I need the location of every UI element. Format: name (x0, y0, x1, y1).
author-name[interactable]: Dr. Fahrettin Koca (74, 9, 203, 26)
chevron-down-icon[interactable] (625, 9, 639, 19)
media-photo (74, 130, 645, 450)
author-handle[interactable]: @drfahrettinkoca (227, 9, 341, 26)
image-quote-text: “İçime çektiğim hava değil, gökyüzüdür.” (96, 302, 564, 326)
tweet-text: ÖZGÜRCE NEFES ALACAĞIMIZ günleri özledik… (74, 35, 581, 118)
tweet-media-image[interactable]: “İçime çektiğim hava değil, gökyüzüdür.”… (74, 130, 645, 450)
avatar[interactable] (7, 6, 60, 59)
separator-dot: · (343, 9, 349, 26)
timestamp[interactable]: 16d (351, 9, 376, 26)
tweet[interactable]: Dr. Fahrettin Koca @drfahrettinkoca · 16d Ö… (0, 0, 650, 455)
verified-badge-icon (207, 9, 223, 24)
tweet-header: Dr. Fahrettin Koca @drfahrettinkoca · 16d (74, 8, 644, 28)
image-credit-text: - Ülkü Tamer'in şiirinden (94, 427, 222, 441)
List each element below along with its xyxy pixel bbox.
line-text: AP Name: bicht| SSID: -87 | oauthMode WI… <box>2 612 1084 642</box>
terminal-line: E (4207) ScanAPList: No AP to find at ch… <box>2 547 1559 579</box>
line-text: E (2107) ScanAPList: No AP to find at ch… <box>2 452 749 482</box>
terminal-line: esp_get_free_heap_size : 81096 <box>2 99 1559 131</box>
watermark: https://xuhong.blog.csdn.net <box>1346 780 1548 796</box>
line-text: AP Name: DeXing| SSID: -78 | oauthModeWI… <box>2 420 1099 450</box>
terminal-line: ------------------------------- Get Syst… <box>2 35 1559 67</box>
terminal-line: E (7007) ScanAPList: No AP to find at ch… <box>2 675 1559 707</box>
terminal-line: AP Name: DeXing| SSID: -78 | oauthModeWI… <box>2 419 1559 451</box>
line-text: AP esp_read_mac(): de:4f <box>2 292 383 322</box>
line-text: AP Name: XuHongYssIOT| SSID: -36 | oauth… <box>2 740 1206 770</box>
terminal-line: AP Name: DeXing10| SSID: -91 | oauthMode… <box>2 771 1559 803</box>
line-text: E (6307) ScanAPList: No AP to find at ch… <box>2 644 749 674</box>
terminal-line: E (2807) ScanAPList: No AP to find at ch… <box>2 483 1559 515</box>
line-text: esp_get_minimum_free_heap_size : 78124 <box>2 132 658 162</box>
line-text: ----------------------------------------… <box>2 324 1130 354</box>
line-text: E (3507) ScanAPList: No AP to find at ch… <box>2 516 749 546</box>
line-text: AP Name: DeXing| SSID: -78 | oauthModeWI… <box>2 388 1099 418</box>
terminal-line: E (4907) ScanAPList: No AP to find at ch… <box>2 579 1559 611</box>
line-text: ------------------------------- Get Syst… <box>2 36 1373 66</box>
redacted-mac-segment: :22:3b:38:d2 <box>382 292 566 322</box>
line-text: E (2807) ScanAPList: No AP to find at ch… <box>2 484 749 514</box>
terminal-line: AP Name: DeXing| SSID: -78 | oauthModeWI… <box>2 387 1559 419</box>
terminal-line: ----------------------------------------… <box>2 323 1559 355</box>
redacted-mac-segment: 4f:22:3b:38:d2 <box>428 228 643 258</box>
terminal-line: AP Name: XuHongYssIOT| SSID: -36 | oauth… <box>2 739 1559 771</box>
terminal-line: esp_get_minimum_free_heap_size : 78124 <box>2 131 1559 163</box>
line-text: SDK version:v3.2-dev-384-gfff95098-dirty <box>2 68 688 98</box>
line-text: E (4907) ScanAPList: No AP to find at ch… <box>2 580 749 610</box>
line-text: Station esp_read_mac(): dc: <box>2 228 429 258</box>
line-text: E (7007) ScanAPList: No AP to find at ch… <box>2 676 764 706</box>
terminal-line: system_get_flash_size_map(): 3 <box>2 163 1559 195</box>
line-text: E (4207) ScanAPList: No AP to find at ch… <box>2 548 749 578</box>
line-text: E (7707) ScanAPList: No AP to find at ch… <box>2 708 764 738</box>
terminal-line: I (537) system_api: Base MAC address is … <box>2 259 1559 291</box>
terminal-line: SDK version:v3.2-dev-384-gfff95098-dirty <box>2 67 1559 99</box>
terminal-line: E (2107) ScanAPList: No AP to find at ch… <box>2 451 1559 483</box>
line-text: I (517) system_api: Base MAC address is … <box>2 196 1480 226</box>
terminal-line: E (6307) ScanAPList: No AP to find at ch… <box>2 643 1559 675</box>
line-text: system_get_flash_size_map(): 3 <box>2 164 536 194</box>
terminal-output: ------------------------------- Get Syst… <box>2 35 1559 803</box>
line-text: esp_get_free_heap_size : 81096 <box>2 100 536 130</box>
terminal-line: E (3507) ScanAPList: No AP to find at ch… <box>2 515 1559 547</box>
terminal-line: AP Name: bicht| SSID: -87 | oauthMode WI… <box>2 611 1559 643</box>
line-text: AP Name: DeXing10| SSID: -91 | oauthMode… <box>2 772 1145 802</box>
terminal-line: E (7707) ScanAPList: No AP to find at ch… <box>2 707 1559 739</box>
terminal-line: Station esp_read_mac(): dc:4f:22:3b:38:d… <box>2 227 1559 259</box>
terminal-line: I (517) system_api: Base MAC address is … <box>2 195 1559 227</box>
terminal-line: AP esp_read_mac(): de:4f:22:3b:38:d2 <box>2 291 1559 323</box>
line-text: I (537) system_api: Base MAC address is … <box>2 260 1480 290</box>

··········

Instructions for the task :: Transcribe all of the lines above verbatim, preserving every character, number and mark of punctuation without alteration.

Worked solution ::
I need the location of every UI element. Format: name (x0, y0, x1, y1).
author-name[interactable]: Dr. Fahrettin Koca (74, 9, 203, 26)
chevron-down-icon[interactable] (625, 9, 639, 19)
media-photo (74, 130, 645, 450)
author-handle[interactable]: @drfahrettinkoca (227, 9, 341, 26)
image-quote-text: “İçime çektiğim hava değil, gökyüzüdür.” (96, 302, 564, 326)
tweet-text: ÖZGÜRCE NEFES ALACAĞIMIZ günleri özledik… (74, 35, 581, 118)
tweet-media-image[interactable]: “İçime çektiğim hava değil, gökyüzüdür.”… (74, 130, 645, 450)
avatar[interactable] (7, 6, 60, 59)
separator-dot: · (343, 9, 349, 26)
timestamp[interactable]: 16d (351, 9, 376, 26)
tweet[interactable]: Dr. Fahrettin Koca @drfahrettinkoca · 16d Ö… (0, 0, 650, 455)
verified-badge-icon (207, 9, 223, 24)
tweet-header: Dr. Fahrettin Koca @drfahrettinkoca · 16d (74, 8, 644, 28)
image-credit-text: - Ülkü Tamer'in şiirinden (94, 427, 222, 441)
List each element below along with its xyxy pixel bbox.
line-text: AP Name: bicht| SSID: -87 | oauthMode WI… <box>2 612 1084 642</box>
terminal-line: E (4207) ScanAPList: No AP to find at ch… <box>2 547 1559 579</box>
line-text: E (2107) ScanAPList: No AP to find at ch… <box>2 452 749 482</box>
terminal-line: esp_get_free_heap_size : 81096 <box>2 99 1559 131</box>
watermark: https://xuhong.blog.csdn.net <box>1346 780 1548 796</box>
line-text: AP Name: DeXing| SSID: -78 | oauthModeWI… <box>2 420 1099 450</box>
terminal-line: ------------------------------- Get Syst… <box>2 35 1559 67</box>
terminal-line: E (7007) ScanAPList: No AP to find at ch… <box>2 675 1559 707</box>
terminal-line: AP Name: DeXing| SSID: -78 | oauthModeWI… <box>2 419 1559 451</box>
line-text: AP esp_read_mac(): de:4f <box>2 292 383 322</box>
line-text: AP Name: XuHongYssIOT| SSID: -36 | oauth… <box>2 740 1206 770</box>
terminal-line: AP Name: DeXing10| SSID: -91 | oauthMode… <box>2 771 1559 803</box>
line-text: E (6307) ScanAPList: No AP to find at ch… <box>2 644 749 674</box>
terminal-line: E (2807) ScanAPList: No AP to find at ch… <box>2 483 1559 515</box>
line-text: esp_get_minimum_free_heap_size : 78124 <box>2 132 658 162</box>
line-text: ----------------------------------------… <box>2 324 1130 354</box>
line-text: E (3507) ScanAPList: No AP to find at ch… <box>2 516 749 546</box>
line-text: AP Name: DeXing| SSID: -78 | oauthModeWI… <box>2 388 1099 418</box>
terminal-line: E (4907) ScanAPList: No AP to find at ch… <box>2 579 1559 611</box>
line-text: ------------------------------- Get Syst… <box>2 36 1373 66</box>
redacted-mac-segment: :22:3b:38:d2 <box>382 292 566 322</box>
line-text: E (2807) ScanAPList: No AP to find at ch… <box>2 484 749 514</box>
terminal-line: AP Name: DeXing| SSID: -78 | oauthModeWI… <box>2 387 1559 419</box>
terminal-line: ----------------------------------------… <box>2 323 1559 355</box>
redacted-mac-segment: 4f:22:3b:38:d2 <box>428 228 643 258</box>
terminal-line: AP Name: XuHongYssIOT| SSID: -36 | oauth… <box>2 739 1559 771</box>
terminal-line: esp_get_minimum_free_heap_size : 78124 <box>2 131 1559 163</box>
line-text: SDK version:v3.2-dev-384-gfff95098-dirty <box>2 68 688 98</box>
line-text: E (4907) ScanAPList: No AP to find at ch… <box>2 580 749 610</box>
line-text: Station esp_read_mac(): dc: <box>2 228 429 258</box>
line-text: E (7007) ScanAPList: No AP to find at ch… <box>2 676 764 706</box>
terminal-line: system_get_flash_size_map(): 3 <box>2 163 1559 195</box>
line-text: E (4207) ScanAPList: No AP to find at ch… <box>2 548 749 578</box>
line-text: E (7707) ScanAPList: No AP to find at ch… <box>2 708 764 738</box>
terminal-line: I (537) system_api: Base MAC address is … <box>2 259 1559 291</box>
terminal-line: SDK version:v3.2-dev-384-gfff95098-dirty <box>2 67 1559 99</box>
terminal-line: E (2107) ScanAPList: No AP to find at ch… <box>2 451 1559 483</box>
line-text: I (517) system_api: Base MAC address is … <box>2 196 1480 226</box>
terminal-line: E (6307) ScanAPList: No AP to find at ch… <box>2 643 1559 675</box>
line-text: system_get_flash_size_map(): 3 <box>2 164 536 194</box>
terminal-output: ------------------------------- Get Syst… <box>2 35 1559 803</box>
line-text: esp_get_free_heap_size : 81096 <box>2 100 536 130</box>
terminal-line: E (3507) ScanAPList: No AP to find at ch… <box>2 515 1559 547</box>
terminal-line: AP Name: bicht| SSID: -87 | oauthMode WI… <box>2 611 1559 643</box>
line-text: AP Name: DeXing10| SSID: -91 | oauthMode… <box>2 772 1145 802</box>
terminal-line: E (7707) ScanAPList: No AP to find at ch… <box>2 707 1559 739</box>
terminal-line: Station esp_read_mac(): dc:4f:22:3b:38:d… <box>2 227 1559 259</box>
terminal-line: I (517) system_api: Base MAC address is … <box>2 195 1559 227</box>
terminal-line: AP esp_read_mac(): de:4f:22:3b:38:d2 <box>2 291 1559 323</box>
line-text: I (537) system_api: Base MAC address is … <box>2 260 1480 290</box>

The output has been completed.